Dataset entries
────────
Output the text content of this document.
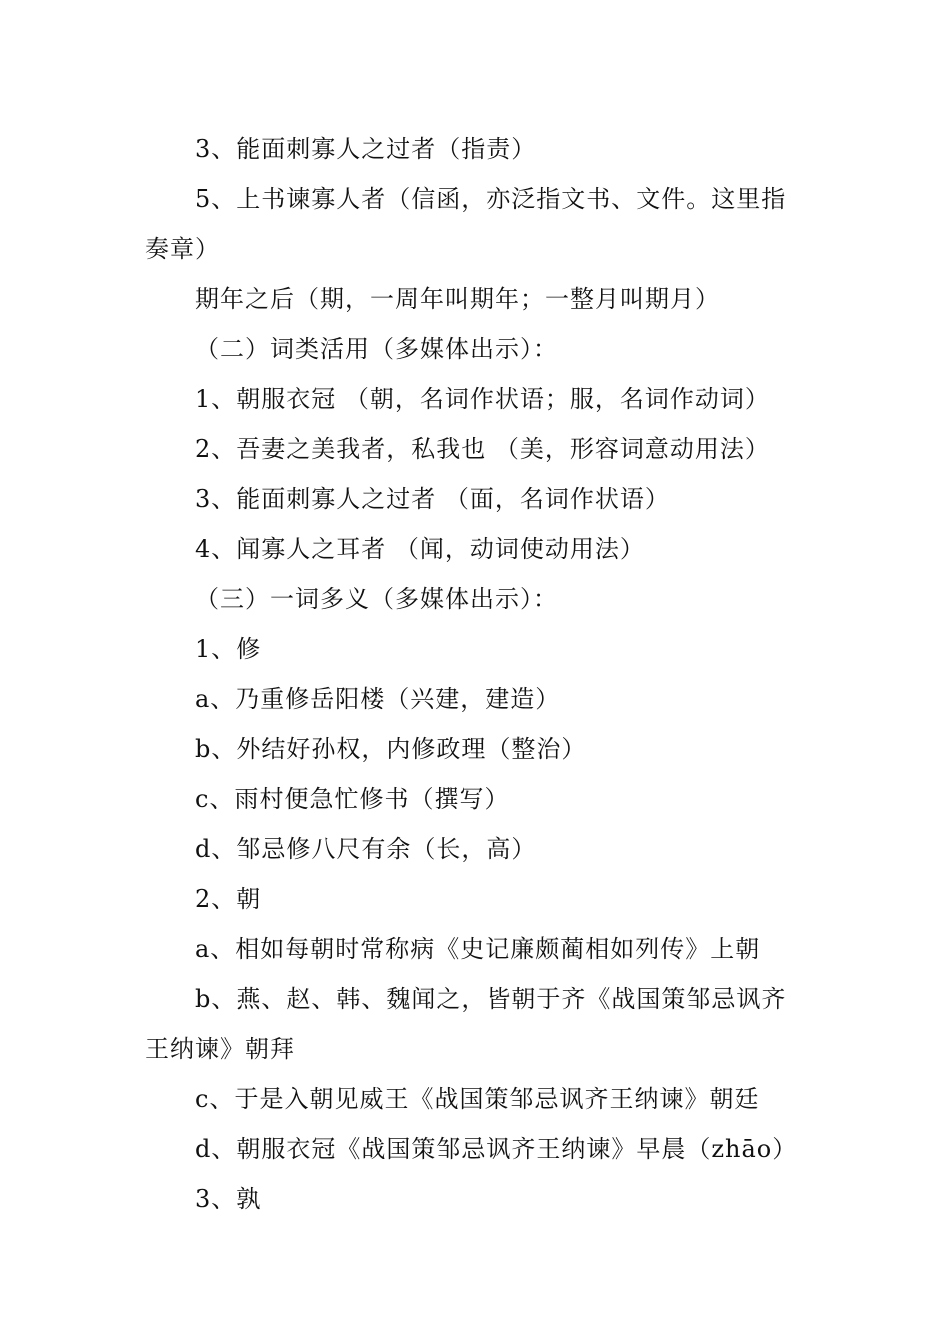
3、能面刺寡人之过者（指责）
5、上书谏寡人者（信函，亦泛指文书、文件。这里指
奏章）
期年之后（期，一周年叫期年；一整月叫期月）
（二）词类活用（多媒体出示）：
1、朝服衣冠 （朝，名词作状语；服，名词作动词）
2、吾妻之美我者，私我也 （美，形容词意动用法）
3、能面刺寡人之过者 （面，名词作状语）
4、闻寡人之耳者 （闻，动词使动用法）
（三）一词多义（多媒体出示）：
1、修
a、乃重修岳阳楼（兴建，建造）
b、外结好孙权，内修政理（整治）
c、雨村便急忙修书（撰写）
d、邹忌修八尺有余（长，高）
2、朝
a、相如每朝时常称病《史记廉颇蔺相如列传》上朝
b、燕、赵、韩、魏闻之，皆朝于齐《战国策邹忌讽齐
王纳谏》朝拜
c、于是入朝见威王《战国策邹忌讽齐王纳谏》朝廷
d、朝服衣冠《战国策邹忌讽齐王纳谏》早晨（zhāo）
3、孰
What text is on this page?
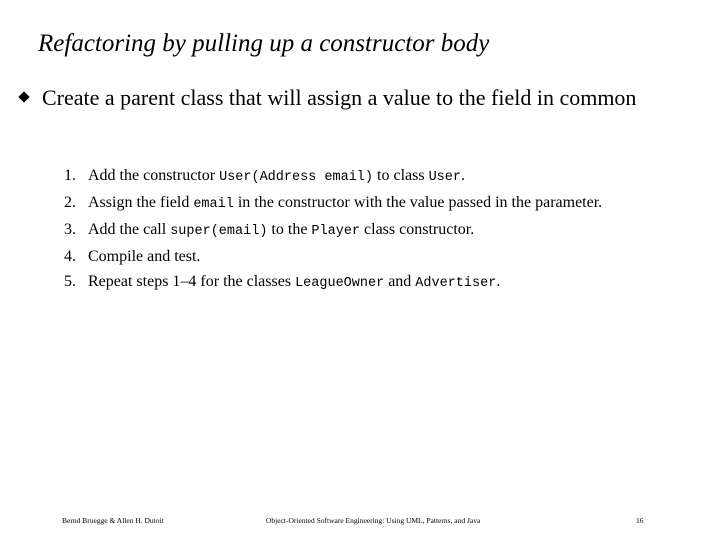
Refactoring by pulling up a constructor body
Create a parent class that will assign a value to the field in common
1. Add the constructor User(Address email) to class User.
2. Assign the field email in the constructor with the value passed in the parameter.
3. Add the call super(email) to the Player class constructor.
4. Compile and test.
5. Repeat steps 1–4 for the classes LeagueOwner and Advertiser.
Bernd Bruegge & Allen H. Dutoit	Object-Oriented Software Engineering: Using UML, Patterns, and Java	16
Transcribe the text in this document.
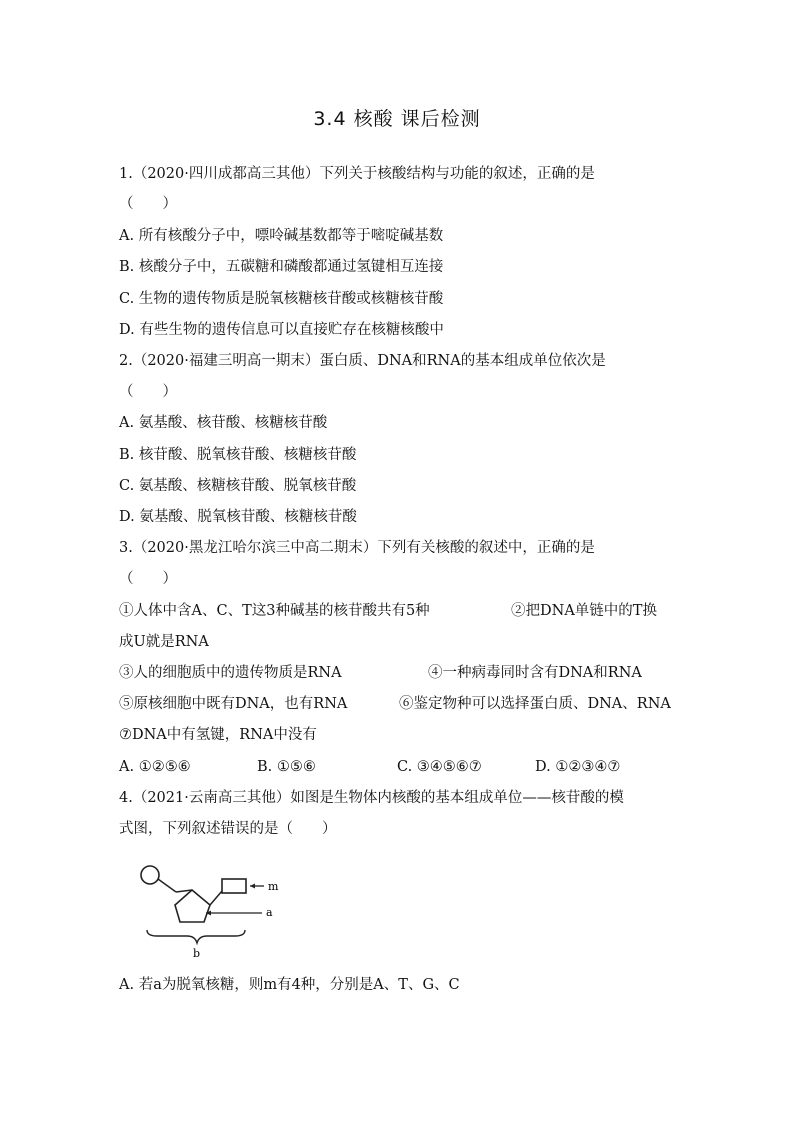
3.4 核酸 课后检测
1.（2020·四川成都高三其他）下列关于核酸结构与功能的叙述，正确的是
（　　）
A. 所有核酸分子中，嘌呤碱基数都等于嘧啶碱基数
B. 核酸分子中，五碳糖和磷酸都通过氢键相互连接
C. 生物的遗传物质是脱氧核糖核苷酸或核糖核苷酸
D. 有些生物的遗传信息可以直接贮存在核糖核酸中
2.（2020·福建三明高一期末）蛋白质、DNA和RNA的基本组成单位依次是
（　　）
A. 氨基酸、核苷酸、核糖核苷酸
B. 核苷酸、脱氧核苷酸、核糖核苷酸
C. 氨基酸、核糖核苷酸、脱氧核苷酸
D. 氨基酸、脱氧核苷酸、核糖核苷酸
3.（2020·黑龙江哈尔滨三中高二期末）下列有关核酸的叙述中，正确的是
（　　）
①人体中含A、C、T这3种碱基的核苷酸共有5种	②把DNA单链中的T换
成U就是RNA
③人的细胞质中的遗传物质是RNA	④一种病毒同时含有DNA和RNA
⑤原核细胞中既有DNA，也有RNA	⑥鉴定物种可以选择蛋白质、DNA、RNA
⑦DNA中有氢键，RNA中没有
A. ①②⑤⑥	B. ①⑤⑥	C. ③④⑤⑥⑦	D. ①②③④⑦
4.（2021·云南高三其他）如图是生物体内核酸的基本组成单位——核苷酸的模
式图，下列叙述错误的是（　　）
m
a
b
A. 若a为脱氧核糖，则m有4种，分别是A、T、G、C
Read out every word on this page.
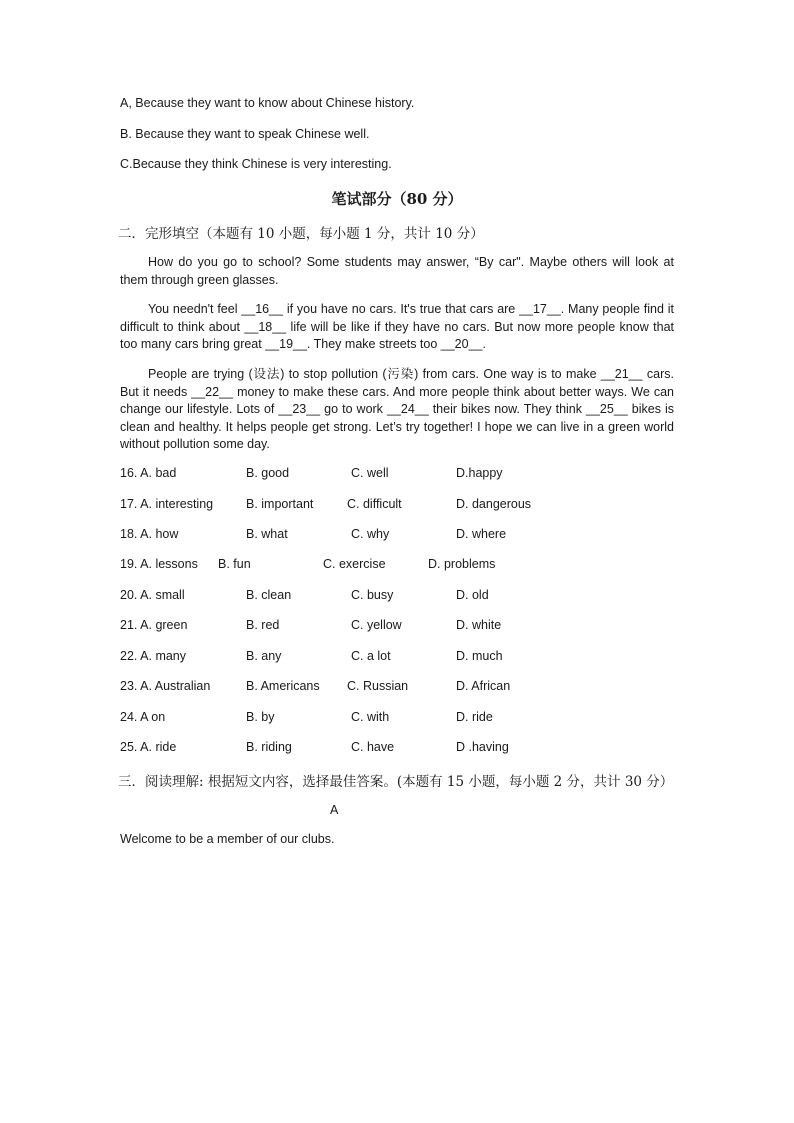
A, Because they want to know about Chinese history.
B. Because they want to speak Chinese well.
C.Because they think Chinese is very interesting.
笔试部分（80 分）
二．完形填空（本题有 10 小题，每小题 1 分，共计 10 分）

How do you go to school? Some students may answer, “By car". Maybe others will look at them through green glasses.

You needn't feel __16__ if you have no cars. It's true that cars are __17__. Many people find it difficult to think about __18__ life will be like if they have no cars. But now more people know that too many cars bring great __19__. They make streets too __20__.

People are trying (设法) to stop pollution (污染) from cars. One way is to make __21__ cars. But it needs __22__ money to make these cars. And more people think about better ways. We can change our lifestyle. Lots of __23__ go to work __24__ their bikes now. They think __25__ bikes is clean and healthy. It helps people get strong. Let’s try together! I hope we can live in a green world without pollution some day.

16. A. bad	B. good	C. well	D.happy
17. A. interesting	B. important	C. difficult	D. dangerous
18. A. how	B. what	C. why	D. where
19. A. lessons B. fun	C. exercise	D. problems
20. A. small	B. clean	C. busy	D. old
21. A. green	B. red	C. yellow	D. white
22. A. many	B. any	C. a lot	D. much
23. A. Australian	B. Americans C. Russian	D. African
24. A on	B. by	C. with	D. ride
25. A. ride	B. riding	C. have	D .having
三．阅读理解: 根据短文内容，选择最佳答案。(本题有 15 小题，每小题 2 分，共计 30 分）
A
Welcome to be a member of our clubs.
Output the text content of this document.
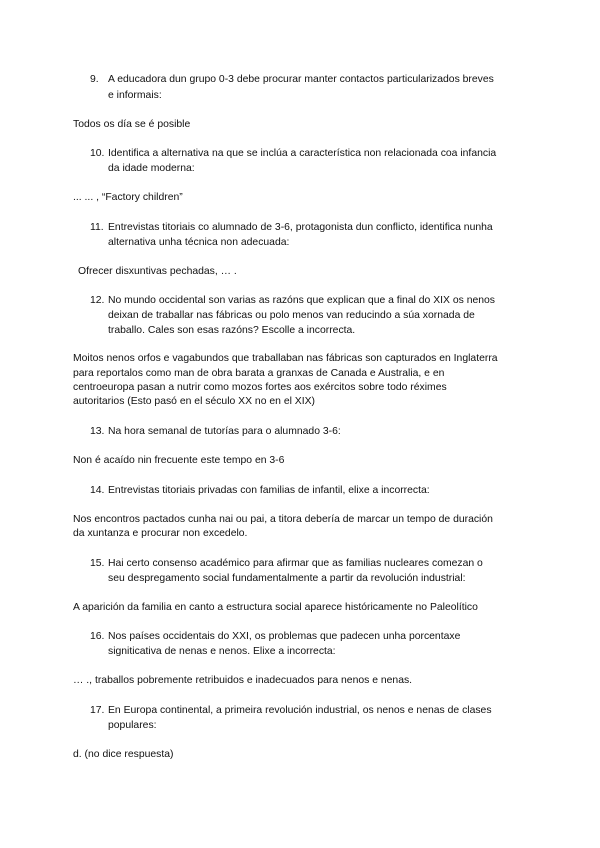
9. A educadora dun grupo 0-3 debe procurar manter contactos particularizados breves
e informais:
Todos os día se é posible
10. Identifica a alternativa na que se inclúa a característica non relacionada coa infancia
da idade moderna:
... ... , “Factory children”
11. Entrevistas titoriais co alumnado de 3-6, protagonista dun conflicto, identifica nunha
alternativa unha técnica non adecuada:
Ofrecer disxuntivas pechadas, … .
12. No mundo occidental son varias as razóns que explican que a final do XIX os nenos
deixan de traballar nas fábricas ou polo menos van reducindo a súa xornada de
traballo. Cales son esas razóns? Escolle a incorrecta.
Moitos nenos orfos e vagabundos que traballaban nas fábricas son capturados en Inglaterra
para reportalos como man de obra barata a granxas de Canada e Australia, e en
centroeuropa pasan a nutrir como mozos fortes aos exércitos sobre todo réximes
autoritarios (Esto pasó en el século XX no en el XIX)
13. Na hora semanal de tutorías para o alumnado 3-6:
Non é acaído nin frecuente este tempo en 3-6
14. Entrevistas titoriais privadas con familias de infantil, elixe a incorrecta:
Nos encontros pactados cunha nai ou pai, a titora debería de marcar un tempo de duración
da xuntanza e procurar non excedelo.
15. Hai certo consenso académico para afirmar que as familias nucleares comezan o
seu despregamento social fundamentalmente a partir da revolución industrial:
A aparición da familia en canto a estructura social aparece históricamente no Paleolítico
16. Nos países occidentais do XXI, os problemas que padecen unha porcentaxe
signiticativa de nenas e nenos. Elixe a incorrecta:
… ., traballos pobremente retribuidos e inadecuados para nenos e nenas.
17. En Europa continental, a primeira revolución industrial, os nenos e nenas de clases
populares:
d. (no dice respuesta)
────────
* _Requirement_
Pictures in the records should not appear in your copy, but everything else must be transcribed exactly.

* _Response to the exercise_
Output the text content of this document.
3、能面刺寡人之过者（指责）
5、上书谏寡人者（信函，亦泛指文书、文件。这里指
奏章）
期年之后（期，一周年叫期年；一整月叫期月）
（二）词类活用（多媒体出示）：
1、朝服衣冠 （朝，名词作状语；服，名词作动词）
2、吾妻之美我者，私我也 （美，形容词意动用法）
3、能面刺寡人之过者 （面，名词作状语）
4、闻寡人之耳者 （闻，动词使动用法）
（三）一词多义（多媒体出示）：
1、修
a、乃重修岳阳楼（兴建，建造）
b、外结好孙权，内修政理（整治）
c、雨村便急忙修书（撰写）
d、邹忌修八尺有余（长，高）
2、朝
a、相如每朝时常称病《史记廉颇蔺相如列传》上朝
b、燕、赵、韩、魏闻之，皆朝于齐《战国策邹忌讽齐
王纳谏》朝拜
c、于是入朝见威王《战国策邹忌讽齐王纳谏》朝廷
d、朝服衣冠《战国策邹忌讽齐王纳谏》早晨（zhāo）
3、孰
What text is on this page?
Refactoring by pulling up a constructor body
Create a parent class that will assign a value to the field in common
1. Add the constructor User(Address email) to class User.
2. Assign the field email in the constructor with the value passed in the parameter.
3. Add the call super(email) to the Player class constructor.
4. Compile and test.
5. Repeat steps 1–4 for the classes LeagueOwner and Advertiser.
Bernd Bruegge & Allen H. Dutoit	Object-Oriented Software Engineering: Using UML, Patterns, and Java	16
Transcribe the text in this document.
3.4 核酸 课后检测
1.（2020·四川成都高三其他）下列关于核酸结构与功能的叙述，正确的是
（　　）
A. 所有核酸分子中，嘌呤碱基数都等于嘧啶碱基数
B. 核酸分子中，五碳糖和磷酸都通过氢键相互连接
C. 生物的遗传物质是脱氧核糖核苷酸或核糖核苷酸
D. 有些生物的遗传信息可以直接贮存在核糖核酸中
2.（2020·福建三明高一期末）蛋白质、DNA和RNA的基本组成单位依次是
（　　）
A. 氨基酸、核苷酸、核糖核苷酸
B. 核苷酸、脱氧核苷酸、核糖核苷酸
C. 氨基酸、核糖核苷酸、脱氧核苷酸
D. 氨基酸、脱氧核苷酸、核糖核苷酸
3.（2020·黑龙江哈尔滨三中高二期末）下列有关核酸的叙述中，正确的是
（　　）
①人体中含A、C、T这3种碱基的核苷酸共有5种	②把DNA单链中的T换
成U就是RNA
③人的细胞质中的遗传物质是RNA	④一种病毒同时含有DNA和RNA
⑤原核细胞中既有DNA，也有RNA	⑥鉴定物种可以选择蛋白质、DNA、RNA
⑦DNA中有氢键，RNA中没有
A. ①②⑤⑥	B. ①⑤⑥	C. ③④⑤⑥⑦	D. ①②③④⑦
4.（2021·云南高三其他）如图是生物体内核酸的基本组成单位——核苷酸的模
式图，下列叙述错误的是（　　）
m
a
b
A. 若a为脱氧核糖，则m有4种，分别是A、T、G、C
Read out every word on this page.
A, Because they want to know about Chinese history.
B. Because they want to speak Chinese well.
C.Because they think Chinese is very interesting.
笔试部分（80 分）
二．完形填空（本题有 10 小题，每小题 1 分，共计 10 分）

How do you go to school? Some students may answer, “By car". Maybe others will look at them through green glasses.

You needn't feel __16__ if you have no cars. It's true that cars are __17__. Many people find it difficult to think about __18__ life will be like if they have no cars. But now more people know that too many cars bring great __19__. They make streets too __20__.

People are trying (设法) to stop pollution (污染) from cars. One way is to make __21__ cars. But it needs __22__ money to make these cars. And more people think about better ways. We can change our lifestyle. Lots of __23__ go to work __24__ their bikes now. They think __25__ bikes is clean and healthy. It helps people get strong. Let’s try together! I hope we can live in a green world without pollution some day.

16. A. bad	B. good	C. well	D.happy
17. A. interesting	B. important	C. difficult	D. dangerous
18. A. how	B. what	C. why	D. where
19. A. lessons B. fun	C. exercise	D. problems
20. A. small	B. clean	C. busy	D. old
21. A. green	B. red	C. yellow	D. white
22. A. many	B. any	C. a lot	D. much
23. A. Australian	B. Americans C. Russian	D. African
24. A on	B. by	C. with	D. ride
25. A. ride	B. riding	C. have	D .having
三．阅读理解: 根据短文内容，选择最佳答案。(本题有 15 小题，每小题 2 分，共计 30 分）
A
Welcome to be a member of our clubs.
Output the text content of this document.
9. A educadora dun grupo 0-3 debe procurar manter contactos particularizados breves
e informais:
Todos os día se é posible
10. Identifica a alternativa na que se inclúa a característica non relacionada coa infancia
da idade moderna:
... ... , “Factory children”
11. Entrevistas titoriais co alumnado de 3-6, protagonista dun conflicto, identifica nunha
alternativa unha técnica non adecuada:
Ofrecer disxuntivas pechadas, … .
12. No mundo occidental son varias as razóns que explican que a final do XIX os nenos
deixan de traballar nas fábricas ou polo menos van reducindo a súa xornada de
traballo. Cales son esas razóns? Escolle a incorrecta.
Moitos nenos orfos e vagabundos que traballaban nas fábricas son capturados en Inglaterra
para reportalos como man de obra barata a granxas de Canada e Australia, e en
centroeuropa pasan a nutrir como mozos fortes aos exércitos sobre todo réximes
autoritarios (Esto pasó en el século XX no en el XIX)
13. Na hora semanal de tutorías para o alumnado 3-6:
Non é acaído nin frecuente este tempo en 3-6
14. Entrevistas titoriais privadas con familias de infantil, elixe a incorrecta:
Nos encontros pactados cunha nai ou pai, a titora debería de marcar un tempo de duración
da xuntanza e procurar non excedelo.
15. Hai certo consenso académico para afirmar que as familias nucleares comezan o
seu despregamento social fundamentalmente a partir da revolución industrial:
A aparición da familia en canto a estructura social aparece históricamente no Paleolítico
16. Nos países occidentais do XXI, os problemas que padecen unha porcentaxe
signiticativa de nenas e nenos. Elixe a incorrecta:
… ., traballos pobremente retribuidos e inadecuados para nenos e nenas.
17. En Europa continental, a primeira revolución industrial, os nenos e nenas de clases
populares:
d. (no dice respuesta)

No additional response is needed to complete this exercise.